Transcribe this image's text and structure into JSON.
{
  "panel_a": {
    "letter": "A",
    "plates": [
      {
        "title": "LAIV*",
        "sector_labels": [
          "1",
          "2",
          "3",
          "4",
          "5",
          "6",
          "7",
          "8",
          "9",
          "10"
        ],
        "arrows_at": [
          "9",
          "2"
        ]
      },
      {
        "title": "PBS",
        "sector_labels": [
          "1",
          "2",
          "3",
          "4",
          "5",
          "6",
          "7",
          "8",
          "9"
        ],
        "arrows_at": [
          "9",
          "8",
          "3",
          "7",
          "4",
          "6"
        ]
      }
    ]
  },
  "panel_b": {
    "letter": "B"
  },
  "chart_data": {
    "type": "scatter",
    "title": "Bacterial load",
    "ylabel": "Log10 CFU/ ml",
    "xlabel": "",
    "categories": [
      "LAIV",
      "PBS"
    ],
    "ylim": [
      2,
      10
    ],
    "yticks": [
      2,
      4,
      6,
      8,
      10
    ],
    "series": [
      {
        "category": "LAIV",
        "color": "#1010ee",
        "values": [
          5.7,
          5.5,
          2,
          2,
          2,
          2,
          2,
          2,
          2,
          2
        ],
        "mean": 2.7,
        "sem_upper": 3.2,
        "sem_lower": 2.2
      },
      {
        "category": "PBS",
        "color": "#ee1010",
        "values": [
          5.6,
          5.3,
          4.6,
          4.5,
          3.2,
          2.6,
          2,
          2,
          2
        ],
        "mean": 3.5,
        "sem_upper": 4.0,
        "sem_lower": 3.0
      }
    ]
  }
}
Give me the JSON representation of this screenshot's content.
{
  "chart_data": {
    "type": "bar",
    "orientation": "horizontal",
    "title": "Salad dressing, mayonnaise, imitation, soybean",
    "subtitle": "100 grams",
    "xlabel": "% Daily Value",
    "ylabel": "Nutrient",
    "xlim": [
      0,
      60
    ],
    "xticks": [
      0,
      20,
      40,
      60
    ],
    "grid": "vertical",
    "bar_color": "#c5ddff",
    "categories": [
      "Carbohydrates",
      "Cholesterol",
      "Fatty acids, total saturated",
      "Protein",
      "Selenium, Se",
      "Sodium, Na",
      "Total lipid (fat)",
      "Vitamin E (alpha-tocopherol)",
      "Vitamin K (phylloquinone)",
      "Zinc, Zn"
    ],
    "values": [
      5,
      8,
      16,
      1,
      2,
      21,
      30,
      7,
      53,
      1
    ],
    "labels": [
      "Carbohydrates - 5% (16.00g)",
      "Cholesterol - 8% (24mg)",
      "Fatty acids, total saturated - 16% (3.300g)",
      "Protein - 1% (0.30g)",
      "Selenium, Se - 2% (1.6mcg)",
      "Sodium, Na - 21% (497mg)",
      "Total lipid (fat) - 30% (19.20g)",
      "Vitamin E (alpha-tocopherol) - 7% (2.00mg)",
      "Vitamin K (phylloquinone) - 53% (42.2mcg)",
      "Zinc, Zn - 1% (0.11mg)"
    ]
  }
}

┄┄┄┄┄┄┄┄┄┄

__Problem details__.
Copy out each entry exactly, leaving nothing out.

__Exercise answer__.
Transcribe this image's text and structure into JSON.
{
  "panel_a": {
    "letter": "A",
    "plates": [
      {
        "title": "LAIV*",
        "sector_labels": [
          "1",
          "2",
          "3",
          "4",
          "5",
          "6",
          "7",
          "8",
          "9",
          "10"
        ],
        "arrows_at": [
          "9",
          "2"
        ]
      },
      {
        "title": "PBS",
        "sector_labels": [
          "1",
          "2",
          "3",
          "4",
          "5",
          "6",
          "7",
          "8",
          "9"
        ],
        "arrows_at": [
          "9",
          "8",
          "3",
          "7",
          "4",
          "6"
        ]
      }
    ]
  },
  "panel_b": {
    "letter": "B"
  },
  "chart_data": {
    "type": "scatter",
    "title": "Bacterial load",
    "ylabel": "Log10 CFU/ ml",
    "xlabel": "",
    "categories": [
      "LAIV",
      "PBS"
    ],
    "ylim": [
      2,
      10
    ],
    "yticks": [
      2,
      4,
      6,
      8,
      10
    ],
    "series": [
      {
        "category": "LAIV",
        "color": "#1010ee",
        "values": [
          5.7,
          5.5,
          2,
          2,
          2,
          2,
          2,
          2,
          2,
          2
        ],
        "mean": 2.7,
        "sem_upper": 3.2,
        "sem_lower": 2.2
      },
      {
        "category": "PBS",
        "color": "#ee1010",
        "values": [
          5.6,
          5.3,
          4.6,
          4.5,
          3.2,
          2.6,
          2,
          2,
          2
        ],
        "mean": 3.5,
        "sem_upper": 4.0,
        "sem_lower": 3.0
      }
    ]
  }
}
Give me the JSON representation of this screenshot's content.
{
  "chart_data": {
    "type": "bar",
    "orientation": "horizontal",
    "title": "Salad dressing, mayonnaise, imitation, soybean",
    "subtitle": "100 grams",
    "xlabel": "% Daily Value",
    "ylabel": "Nutrient",
    "xlim": [
      0,
      60
    ],
    "xticks": [
      0,
      20,
      40,
      60
    ],
    "grid": "vertical",
    "bar_color": "#c5ddff",
    "categories": [
      "Carbohydrates",
      "Cholesterol",
      "Fatty acids, total saturated",
      "Protein",
      "Selenium, Se",
      "Sodium, Na",
      "Total lipid (fat)",
      "Vitamin E (alpha-tocopherol)",
      "Vitamin K (phylloquinone)",
      "Zinc, Zn"
    ],
    "values": [
      5,
      8,
      16,
      1,
      2,
      21,
      30,
      7,
      53,
      1
    ],
    "labels": [
      "Carbohydrates - 5% (16.00g)",
      "Cholesterol - 8% (24mg)",
      "Fatty acids, total saturated - 16% (3.300g)",
      "Protein - 1% (0.30g)",
      "Selenium, Se - 2% (1.6mcg)",
      "Sodium, Na - 21% (497mg)",
      "Total lipid (fat) - 30% (19.20g)",
      "Vitamin E (alpha-tocopherol) - 7% (2.00mg)",
      "Vitamin K (phylloquinone) - 53% (42.2mcg)",
      "Zinc, Zn - 1% (0.11mg)"
    ]
  }
}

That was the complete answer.